Work task → Could you print every record below exactly as written?

[Dataset listings of figures]
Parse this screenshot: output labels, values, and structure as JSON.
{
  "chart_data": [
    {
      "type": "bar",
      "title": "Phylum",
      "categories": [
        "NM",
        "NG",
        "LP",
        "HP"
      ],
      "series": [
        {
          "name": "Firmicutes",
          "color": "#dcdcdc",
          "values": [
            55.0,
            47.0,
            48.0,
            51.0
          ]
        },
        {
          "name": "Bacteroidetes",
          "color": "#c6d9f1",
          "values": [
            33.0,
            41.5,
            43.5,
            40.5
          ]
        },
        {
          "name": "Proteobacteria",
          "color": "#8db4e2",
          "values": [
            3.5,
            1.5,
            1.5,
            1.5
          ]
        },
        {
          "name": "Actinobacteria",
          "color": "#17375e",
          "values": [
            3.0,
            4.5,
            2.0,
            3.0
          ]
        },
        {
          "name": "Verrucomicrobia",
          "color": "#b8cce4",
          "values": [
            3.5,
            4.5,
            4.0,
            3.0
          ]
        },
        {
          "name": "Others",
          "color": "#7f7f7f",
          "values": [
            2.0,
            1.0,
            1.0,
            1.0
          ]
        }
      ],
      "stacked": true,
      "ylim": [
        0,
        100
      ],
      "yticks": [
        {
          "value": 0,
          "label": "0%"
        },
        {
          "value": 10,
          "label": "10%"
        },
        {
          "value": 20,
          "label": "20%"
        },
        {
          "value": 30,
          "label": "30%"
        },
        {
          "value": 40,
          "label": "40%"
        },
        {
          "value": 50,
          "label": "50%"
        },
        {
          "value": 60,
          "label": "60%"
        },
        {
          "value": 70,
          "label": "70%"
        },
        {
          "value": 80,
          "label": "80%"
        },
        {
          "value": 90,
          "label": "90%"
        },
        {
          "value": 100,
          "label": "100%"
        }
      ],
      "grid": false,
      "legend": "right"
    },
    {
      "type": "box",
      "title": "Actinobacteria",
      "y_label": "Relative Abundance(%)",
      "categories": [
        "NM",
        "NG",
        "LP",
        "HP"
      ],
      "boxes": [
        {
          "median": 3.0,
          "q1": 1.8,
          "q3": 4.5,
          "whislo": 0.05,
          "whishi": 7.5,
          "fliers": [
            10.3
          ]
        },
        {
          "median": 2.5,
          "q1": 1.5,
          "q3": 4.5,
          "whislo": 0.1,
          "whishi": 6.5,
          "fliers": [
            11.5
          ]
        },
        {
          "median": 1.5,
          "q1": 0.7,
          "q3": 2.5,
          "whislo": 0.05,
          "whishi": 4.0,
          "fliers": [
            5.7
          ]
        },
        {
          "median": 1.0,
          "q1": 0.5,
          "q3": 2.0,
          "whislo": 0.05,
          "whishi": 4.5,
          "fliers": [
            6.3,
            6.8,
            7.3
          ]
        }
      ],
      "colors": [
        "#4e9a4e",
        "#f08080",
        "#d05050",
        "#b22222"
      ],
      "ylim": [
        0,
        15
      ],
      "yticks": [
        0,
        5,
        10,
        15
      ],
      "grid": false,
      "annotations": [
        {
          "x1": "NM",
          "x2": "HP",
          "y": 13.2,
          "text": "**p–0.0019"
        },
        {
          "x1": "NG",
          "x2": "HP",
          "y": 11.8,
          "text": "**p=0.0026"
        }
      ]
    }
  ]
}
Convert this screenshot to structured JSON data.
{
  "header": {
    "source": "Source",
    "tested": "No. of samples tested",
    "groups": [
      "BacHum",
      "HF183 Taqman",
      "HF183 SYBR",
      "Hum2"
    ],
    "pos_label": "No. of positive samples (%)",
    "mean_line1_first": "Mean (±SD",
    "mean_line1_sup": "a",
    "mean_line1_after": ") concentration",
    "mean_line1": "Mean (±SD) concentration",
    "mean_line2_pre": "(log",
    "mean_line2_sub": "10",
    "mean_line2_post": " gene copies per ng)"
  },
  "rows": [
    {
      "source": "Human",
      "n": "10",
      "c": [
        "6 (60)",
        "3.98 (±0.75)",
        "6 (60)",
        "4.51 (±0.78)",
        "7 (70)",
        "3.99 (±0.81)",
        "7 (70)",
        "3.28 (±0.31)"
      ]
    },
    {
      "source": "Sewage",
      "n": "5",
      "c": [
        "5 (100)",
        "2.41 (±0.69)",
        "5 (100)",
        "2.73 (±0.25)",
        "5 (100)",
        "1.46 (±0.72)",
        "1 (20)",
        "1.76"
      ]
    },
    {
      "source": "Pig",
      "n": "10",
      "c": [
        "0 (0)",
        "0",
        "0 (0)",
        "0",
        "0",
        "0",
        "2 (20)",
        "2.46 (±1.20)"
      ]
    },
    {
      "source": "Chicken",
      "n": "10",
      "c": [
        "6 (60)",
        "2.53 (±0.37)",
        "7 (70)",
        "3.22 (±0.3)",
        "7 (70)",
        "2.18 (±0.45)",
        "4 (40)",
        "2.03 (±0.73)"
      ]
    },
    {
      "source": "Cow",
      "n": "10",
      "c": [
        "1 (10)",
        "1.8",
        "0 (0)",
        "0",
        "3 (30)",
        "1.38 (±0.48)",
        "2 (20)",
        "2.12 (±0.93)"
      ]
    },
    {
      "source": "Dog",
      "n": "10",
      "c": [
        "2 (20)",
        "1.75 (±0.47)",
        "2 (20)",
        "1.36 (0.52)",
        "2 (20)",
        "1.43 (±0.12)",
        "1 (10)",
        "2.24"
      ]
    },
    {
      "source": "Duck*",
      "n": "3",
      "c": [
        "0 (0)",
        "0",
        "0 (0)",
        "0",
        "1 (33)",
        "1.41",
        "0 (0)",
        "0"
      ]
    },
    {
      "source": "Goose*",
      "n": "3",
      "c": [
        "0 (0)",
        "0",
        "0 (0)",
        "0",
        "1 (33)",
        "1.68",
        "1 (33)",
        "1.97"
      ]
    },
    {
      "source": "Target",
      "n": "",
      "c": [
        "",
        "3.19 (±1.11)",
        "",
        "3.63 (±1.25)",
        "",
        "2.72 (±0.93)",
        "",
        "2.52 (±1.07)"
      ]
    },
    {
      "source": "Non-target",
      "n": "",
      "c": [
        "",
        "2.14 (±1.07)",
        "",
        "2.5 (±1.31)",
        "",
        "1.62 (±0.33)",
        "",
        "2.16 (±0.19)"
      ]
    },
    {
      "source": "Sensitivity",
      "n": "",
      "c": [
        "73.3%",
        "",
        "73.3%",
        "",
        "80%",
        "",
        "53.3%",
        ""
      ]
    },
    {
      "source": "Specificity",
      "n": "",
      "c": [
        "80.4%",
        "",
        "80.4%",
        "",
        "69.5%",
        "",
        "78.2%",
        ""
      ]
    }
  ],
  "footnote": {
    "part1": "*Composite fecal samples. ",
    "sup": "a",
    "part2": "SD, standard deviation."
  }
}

Exercise response →
Parse this screenshot: output labels, values, and structure as JSON.
{
  "chart_data": [
    {
      "type": "bar",
      "title": "Phylum",
      "categories": [
        "NM",
        "NG",
        "LP",
        "HP"
      ],
      "series": [
        {
          "name": "Firmicutes",
          "color": "#dcdcdc",
          "values": [
            55.0,
            47.0,
            48.0,
            51.0
          ]
        },
        {
          "name": "Bacteroidetes",
          "color": "#c6d9f1",
          "values": [
            33.0,
            41.5,
            43.5,
            40.5
          ]
        },
        {
          "name": "Proteobacteria",
          "color": "#8db4e2",
          "values": [
            3.5,
            1.5,
            1.5,
            1.5
          ]
        },
        {
          "name": "Actinobacteria",
          "color": "#17375e",
          "values": [
            3.0,
            4.5,
            2.0,
            3.0
          ]
        },
        {
          "name": "Verrucomicrobia",
          "color": "#b8cce4",
          "values": [
            3.5,
            4.5,
            4.0,
            3.0
          ]
        },
        {
          "name": "Others",
          "color": "#7f7f7f",
          "values": [
            2.0,
            1.0,
            1.0,
            1.0
          ]
        }
      ],
      "stacked": true,
      "ylim": [
        0,
        100
      ],
      "yticks": [
        {
          "value": 0,
          "label": "0%"
        },
        {
          "value": 10,
          "label": "10%"
        },
        {
          "value": 20,
          "label": "20%"
        },
        {
          "value": 30,
          "label": "30%"
        },
        {
          "value": 40,
          "label": "40%"
        },
        {
          "value": 50,
          "label": "50%"
        },
        {
          "value": 60,
          "label": "60%"
        },
        {
          "value": 70,
          "label": "70%"
        },
        {
          "value": 80,
          "label": "80%"
        },
        {
          "value": 90,
          "label": "90%"
        },
        {
          "value": 100,
          "label": "100%"
        }
      ],
      "grid": false,
      "legend": "right"
    },
    {
      "type": "box",
      "title": "Actinobacteria",
      "y_label": "Relative Abundance(%)",
      "categories": [
        "NM",
        "NG",
        "LP",
        "HP"
      ],
      "boxes": [
        {
          "median": 3.0,
          "q1": 1.8,
          "q3": 4.5,
          "whislo": 0.05,
          "whishi": 7.5,
          "fliers": [
            10.3
          ]
        },
        {
          "median": 2.5,
          "q1": 1.5,
          "q3": 4.5,
          "whislo": 0.1,
          "whishi": 6.5,
          "fliers": [
            11.5
          ]
        },
        {
          "median": 1.5,
          "q1": 0.7,
          "q3": 2.5,
          "whislo": 0.05,
          "whishi": 4.0,
          "fliers": [
            5.7
          ]
        },
        {
          "median": 1.0,
          "q1": 0.5,
          "q3": 2.0,
          "whislo": 0.05,
          "whishi": 4.5,
          "fliers": [
            6.3,
            6.8,
            7.3
          ]
        }
      ],
      "colors": [
        "#4e9a4e",
        "#f08080",
        "#d05050",
        "#b22222"
      ],
      "ylim": [
        0,
        15
      ],
      "yticks": [
        0,
        5,
        10,
        15
      ],
      "grid": false,
      "annotations": [
        {
          "x1": "NM",
          "x2": "HP",
          "y": 13.2,
          "text": "**p–0.0019"
        },
        {
          "x1": "NG",
          "x2": "HP",
          "y": 11.8,
          "text": "**p=0.0026"
        }
      ]
    }
  ]
}
Convert this screenshot to structured JSON data.
{
  "header": {
    "source": "Source",
    "tested": "No. of samples tested",
    "groups": [
      "BacHum",
      "HF183 Taqman",
      "HF183 SYBR",
      "Hum2"
    ],
    "pos_label": "No. of positive samples (%)",
    "mean_line1_first": "Mean (±SD",
    "mean_line1_sup": "a",
    "mean_line1_after": ") concentration",
    "mean_line1": "Mean (±SD) concentration",
    "mean_line2_pre": "(log",
    "mean_line2_sub": "10",
    "mean_line2_post": " gene copies per ng)"
  },
  "rows": [
    {
      "source": "Human",
      "n": "10",
      "c": [
        "6 (60)",
        "3.98 (±0.75)",
        "6 (60)",
        "4.51 (±0.78)",
        "7 (70)",
        "3.99 (±0.81)",
        "7 (70)",
        "3.28 (±0.31)"
      ]
    },
    {
      "source": "Sewage",
      "n": "5",
      "c": [
        "5 (100)",
        "2.41 (±0.69)",
        "5 (100)",
        "2.73 (±0.25)",
        "5 (100)",
        "1.46 (±0.72)",
        "1 (20)",
        "1.76"
      ]
    },
    {
      "source": "Pig",
      "n": "10",
      "c": [
        "0 (0)",
        "0",
        "0 (0)",
        "0",
        "0",
        "0",
        "2 (20)",
        "2.46 (±1.20)"
      ]
    },
    {
      "source": "Chicken",
      "n": "10",
      "c": [
        "6 (60)",
        "2.53 (±0.37)",
        "7 (70)",
        "3.22 (±0.3)",
        "7 (70)",
        "2.18 (±0.45)",
        "4 (40)",
        "2.03 (±0.73)"
      ]
    },
    {
      "source": "Cow",
      "n": "10",
      "c": [
        "1 (10)",
        "1.8",
        "0 (0)",
        "0",
        "3 (30)",
        "1.38 (±0.48)",
        "2 (20)",
        "2.12 (±0.93)"
      ]
    },
    {
      "source": "Dog",
      "n": "10",
      "c": [
        "2 (20)",
        "1.75 (±0.47)",
        "2 (20)",
        "1.36 (0.52)",
        "2 (20)",
        "1.43 (±0.12)",
        "1 (10)",
        "2.24"
      ]
    },
    {
      "source": "Duck*",
      "n": "3",
      "c": [
        "0 (0)",
        "0",
        "0 (0)",
        "0",
        "1 (33)",
        "1.41",
        "0 (0)",
        "0"
      ]
    },
    {
      "source": "Goose*",
      "n": "3",
      "c": [
        "0 (0)",
        "0",
        "0 (0)",
        "0",
        "1 (33)",
        "1.68",
        "1 (33)",
        "1.97"
      ]
    },
    {
      "source": "Target",
      "n": "",
      "c": [
        "",
        "3.19 (±1.11)",
        "",
        "3.63 (±1.25)",
        "",
        "2.72 (±0.93)",
        "",
        "2.52 (±1.07)"
      ]
    },
    {
      "source": "Non-target",
      "n": "",
      "c": [
        "",
        "2.14 (±1.07)",
        "",
        "2.5 (±1.31)",
        "",
        "1.62 (±0.33)",
        "",
        "2.16 (±0.19)"
      ]
    },
    {
      "source": "Sensitivity",
      "n": "",
      "c": [
        "73.3%",
        "",
        "73.3%",
        "",
        "80%",
        "",
        "53.3%",
        ""
      ]
    },
    {
      "source": "Specificity",
      "n": "",
      "c": [
        "80.4%",
        "",
        "80.4%",
        "",
        "69.5%",
        "",
        "78.2%",
        ""
      ]
    }
  ],
  "footnote": {
    "part1": "*Composite fecal samples. ",
    "sup": "a",
    "part2": "SD, standard deviation."
  }
}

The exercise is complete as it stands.